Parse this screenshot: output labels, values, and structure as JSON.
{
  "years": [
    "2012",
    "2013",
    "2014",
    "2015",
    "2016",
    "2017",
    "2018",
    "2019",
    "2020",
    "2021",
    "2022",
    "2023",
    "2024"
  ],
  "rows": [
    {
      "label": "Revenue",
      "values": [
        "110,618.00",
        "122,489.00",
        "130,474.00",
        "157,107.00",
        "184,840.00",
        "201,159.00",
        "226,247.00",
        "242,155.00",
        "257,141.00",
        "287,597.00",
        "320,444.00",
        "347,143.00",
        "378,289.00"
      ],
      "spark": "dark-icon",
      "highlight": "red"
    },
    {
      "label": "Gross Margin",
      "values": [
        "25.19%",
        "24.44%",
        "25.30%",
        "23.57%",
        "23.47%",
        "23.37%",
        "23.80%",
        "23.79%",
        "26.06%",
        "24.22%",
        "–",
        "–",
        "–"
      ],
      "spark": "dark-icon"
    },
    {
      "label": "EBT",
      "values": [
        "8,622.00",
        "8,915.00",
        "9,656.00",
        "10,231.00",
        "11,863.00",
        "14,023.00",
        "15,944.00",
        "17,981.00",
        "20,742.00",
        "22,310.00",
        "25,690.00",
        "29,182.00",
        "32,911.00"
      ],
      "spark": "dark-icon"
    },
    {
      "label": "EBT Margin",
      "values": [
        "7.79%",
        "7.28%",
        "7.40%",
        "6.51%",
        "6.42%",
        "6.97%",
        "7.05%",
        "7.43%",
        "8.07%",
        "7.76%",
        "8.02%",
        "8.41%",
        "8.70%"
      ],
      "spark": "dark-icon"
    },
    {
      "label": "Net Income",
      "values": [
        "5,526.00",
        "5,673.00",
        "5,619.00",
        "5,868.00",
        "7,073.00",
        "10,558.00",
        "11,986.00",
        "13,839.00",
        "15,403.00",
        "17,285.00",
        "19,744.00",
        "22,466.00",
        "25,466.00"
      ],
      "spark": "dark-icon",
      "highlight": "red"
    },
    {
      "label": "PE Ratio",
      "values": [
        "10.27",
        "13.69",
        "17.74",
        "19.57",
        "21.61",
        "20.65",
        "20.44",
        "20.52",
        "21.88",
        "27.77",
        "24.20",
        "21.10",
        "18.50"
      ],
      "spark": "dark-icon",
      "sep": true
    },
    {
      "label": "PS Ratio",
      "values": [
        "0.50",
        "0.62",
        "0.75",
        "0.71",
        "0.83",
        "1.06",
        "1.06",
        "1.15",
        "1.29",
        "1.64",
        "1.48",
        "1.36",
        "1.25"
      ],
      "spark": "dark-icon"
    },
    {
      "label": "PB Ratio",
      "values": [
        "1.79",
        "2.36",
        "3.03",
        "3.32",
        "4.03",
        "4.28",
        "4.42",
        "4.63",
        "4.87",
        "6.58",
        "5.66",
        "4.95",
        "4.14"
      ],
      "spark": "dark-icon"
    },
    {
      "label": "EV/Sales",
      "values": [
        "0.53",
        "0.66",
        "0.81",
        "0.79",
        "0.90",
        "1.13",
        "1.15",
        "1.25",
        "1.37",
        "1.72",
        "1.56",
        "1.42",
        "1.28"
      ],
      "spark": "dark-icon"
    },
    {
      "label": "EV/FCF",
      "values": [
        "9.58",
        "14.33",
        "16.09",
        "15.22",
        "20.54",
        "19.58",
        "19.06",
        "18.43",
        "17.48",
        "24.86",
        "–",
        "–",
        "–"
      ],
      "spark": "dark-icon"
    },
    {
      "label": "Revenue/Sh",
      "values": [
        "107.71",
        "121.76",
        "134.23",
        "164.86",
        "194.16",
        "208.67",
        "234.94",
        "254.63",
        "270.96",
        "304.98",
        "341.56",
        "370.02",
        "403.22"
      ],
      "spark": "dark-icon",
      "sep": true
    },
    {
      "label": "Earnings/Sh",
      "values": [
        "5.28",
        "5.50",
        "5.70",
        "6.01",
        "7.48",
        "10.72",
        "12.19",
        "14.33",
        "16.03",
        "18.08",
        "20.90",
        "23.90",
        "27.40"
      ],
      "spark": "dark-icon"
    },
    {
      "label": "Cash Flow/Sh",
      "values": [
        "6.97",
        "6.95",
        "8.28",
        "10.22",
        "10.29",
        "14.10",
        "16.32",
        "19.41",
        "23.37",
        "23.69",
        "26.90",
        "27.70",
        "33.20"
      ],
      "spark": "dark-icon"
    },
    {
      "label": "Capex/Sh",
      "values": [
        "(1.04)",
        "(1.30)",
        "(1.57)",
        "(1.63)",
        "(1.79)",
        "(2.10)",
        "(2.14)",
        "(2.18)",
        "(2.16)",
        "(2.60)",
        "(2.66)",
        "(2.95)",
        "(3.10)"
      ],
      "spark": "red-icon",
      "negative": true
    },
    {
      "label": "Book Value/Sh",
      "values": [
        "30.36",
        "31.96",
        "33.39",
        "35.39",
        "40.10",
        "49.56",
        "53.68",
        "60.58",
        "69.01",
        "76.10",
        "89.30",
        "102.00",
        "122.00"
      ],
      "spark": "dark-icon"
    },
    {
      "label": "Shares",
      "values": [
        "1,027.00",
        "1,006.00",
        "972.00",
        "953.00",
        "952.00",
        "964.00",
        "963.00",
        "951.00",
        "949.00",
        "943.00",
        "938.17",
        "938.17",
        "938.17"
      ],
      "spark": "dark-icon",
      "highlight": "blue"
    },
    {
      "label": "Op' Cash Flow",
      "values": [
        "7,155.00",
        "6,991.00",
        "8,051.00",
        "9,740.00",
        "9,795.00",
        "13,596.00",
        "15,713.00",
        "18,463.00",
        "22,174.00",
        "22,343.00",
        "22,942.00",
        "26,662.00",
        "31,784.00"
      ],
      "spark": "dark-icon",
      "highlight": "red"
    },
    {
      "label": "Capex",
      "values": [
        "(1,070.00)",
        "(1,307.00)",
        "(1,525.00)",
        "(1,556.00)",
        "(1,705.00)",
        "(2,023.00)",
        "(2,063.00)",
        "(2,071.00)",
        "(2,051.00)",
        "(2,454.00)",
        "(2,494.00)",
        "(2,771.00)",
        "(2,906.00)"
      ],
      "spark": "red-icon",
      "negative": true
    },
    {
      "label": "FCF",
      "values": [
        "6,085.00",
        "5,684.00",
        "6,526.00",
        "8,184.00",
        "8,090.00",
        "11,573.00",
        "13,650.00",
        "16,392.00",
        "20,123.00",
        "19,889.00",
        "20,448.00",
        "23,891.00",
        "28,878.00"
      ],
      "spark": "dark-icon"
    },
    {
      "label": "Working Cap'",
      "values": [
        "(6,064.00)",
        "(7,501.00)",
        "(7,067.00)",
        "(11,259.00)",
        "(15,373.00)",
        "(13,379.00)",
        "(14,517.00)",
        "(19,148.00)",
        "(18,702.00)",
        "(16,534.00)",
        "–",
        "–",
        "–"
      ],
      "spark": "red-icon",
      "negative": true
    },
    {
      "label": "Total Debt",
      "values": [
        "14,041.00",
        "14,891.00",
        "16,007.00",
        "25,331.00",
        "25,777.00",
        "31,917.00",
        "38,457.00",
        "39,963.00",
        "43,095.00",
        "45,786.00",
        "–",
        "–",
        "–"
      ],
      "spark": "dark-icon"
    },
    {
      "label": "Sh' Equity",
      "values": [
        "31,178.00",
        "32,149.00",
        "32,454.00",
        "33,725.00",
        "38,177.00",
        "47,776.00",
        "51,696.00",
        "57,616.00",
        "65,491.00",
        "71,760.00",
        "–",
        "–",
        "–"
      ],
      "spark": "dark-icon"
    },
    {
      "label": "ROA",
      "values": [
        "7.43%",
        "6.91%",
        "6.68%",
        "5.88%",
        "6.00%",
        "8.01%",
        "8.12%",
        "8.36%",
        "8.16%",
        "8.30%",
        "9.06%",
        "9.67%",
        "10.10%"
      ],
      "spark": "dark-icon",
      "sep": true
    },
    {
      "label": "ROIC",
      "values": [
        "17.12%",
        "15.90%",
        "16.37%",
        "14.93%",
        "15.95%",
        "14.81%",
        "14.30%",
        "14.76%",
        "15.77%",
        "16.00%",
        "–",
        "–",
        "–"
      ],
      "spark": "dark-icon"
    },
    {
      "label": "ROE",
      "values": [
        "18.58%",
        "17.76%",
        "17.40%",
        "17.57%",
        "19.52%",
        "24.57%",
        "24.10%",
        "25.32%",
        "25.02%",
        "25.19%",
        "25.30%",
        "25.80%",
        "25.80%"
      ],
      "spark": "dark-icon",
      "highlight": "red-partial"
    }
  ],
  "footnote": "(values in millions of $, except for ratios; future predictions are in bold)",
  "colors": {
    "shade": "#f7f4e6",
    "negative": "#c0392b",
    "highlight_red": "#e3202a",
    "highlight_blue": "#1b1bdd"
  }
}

────

→ What this task involves: Within the entries above, work out how many lines contain the word "Cash". The number alone is the answer.

→ Answer in full: 2